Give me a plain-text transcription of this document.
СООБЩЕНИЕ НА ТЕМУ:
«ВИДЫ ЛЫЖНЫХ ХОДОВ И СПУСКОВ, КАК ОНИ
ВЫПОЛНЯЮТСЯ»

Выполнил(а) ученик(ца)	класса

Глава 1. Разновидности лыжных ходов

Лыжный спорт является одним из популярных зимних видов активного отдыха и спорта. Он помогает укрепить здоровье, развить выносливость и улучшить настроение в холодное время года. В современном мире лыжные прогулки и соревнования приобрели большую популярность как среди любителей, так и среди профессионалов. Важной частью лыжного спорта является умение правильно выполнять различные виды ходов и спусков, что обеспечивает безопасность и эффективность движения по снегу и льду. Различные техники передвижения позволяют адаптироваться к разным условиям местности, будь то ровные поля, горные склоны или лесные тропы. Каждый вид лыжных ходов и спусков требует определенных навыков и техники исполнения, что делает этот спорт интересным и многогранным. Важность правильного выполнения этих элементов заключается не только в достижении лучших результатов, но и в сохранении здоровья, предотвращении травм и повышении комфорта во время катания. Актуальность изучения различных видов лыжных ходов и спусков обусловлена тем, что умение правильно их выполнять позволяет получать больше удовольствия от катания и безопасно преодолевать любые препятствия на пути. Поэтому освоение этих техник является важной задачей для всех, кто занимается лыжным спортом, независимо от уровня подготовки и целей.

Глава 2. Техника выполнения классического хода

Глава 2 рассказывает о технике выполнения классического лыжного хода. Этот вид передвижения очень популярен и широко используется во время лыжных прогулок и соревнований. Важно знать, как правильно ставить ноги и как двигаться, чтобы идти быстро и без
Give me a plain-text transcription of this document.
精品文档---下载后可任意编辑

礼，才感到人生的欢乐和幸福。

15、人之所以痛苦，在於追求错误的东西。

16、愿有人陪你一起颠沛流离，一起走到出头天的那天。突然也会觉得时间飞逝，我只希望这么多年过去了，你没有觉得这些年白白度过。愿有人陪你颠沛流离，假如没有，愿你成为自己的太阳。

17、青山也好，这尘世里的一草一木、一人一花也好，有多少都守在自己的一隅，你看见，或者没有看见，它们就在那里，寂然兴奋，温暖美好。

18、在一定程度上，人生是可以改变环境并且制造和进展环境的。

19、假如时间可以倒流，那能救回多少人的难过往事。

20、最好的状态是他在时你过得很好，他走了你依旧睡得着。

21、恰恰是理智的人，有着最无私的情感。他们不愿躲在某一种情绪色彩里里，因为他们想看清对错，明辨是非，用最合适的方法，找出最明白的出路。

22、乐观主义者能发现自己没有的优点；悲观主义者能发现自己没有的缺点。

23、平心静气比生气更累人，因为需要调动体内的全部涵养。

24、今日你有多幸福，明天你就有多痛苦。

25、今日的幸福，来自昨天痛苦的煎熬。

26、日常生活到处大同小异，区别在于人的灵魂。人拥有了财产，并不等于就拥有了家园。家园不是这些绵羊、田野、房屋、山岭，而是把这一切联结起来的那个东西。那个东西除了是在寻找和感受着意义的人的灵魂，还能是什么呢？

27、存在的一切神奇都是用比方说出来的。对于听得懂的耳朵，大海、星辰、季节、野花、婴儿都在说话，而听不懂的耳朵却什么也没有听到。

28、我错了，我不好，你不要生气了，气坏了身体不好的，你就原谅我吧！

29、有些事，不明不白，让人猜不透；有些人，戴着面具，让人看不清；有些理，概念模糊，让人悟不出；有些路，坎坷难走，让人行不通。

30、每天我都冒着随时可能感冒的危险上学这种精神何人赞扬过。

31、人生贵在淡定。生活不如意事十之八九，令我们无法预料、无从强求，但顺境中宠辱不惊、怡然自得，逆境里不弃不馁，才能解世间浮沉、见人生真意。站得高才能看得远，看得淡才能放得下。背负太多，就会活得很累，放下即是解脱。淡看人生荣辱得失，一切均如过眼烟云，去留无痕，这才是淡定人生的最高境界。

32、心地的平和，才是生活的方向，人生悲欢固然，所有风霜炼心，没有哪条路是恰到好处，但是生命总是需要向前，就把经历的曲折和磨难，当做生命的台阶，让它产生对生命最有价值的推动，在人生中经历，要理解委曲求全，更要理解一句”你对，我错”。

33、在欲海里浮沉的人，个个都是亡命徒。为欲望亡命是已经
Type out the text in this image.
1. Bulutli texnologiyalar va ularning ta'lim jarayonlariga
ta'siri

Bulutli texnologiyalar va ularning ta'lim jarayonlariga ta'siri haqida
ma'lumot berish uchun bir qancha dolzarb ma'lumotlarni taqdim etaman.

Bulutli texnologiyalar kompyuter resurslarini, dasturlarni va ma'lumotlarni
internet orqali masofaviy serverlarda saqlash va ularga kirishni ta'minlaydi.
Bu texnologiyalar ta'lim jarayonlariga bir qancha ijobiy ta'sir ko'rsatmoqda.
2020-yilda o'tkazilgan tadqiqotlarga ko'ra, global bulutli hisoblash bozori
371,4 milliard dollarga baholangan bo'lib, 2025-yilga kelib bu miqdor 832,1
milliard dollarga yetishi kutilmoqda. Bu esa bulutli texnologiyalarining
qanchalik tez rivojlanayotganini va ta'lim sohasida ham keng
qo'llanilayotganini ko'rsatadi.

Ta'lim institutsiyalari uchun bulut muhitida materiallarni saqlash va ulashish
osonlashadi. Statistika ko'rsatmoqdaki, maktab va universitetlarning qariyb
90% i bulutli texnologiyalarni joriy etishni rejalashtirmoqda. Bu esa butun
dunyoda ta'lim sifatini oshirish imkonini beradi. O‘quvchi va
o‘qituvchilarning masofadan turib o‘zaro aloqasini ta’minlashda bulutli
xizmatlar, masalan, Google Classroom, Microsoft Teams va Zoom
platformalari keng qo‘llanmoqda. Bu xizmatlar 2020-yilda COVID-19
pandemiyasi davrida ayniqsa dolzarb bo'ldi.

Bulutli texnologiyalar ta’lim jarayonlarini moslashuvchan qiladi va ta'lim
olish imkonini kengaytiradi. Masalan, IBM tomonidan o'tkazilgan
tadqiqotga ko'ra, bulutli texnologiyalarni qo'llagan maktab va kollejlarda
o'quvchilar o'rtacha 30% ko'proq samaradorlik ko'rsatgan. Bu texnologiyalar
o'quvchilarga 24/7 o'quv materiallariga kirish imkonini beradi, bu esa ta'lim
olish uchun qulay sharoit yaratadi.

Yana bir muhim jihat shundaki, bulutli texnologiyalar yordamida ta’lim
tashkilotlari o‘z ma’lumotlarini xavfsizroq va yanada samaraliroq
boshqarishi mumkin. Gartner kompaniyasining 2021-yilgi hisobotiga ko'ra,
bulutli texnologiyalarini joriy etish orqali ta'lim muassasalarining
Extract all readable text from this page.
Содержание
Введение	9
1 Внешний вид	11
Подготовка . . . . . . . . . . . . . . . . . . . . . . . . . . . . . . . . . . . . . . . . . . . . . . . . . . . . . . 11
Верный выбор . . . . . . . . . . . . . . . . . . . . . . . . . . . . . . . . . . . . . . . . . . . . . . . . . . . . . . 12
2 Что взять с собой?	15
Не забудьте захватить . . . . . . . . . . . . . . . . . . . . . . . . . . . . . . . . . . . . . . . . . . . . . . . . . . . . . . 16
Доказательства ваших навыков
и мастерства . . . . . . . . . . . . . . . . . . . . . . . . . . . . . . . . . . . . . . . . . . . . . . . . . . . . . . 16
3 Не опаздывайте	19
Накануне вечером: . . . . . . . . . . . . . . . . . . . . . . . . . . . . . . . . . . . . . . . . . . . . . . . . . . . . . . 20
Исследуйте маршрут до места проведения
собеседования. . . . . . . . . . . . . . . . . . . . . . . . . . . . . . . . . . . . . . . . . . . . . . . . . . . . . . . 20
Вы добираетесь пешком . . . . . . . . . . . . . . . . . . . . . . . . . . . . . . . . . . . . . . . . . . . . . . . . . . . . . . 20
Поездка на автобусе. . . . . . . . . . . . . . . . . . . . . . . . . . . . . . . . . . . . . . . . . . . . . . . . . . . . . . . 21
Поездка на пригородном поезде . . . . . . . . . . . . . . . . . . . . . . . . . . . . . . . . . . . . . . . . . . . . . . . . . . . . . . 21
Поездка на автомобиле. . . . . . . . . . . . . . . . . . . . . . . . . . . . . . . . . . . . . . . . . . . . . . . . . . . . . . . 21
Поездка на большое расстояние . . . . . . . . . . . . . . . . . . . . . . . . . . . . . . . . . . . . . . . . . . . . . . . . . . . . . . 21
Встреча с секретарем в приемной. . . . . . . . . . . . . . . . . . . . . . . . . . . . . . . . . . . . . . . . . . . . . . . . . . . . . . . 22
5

Short task
Say how many lines of the data include the string "хода". Nothing other than the number should be given.

Output
2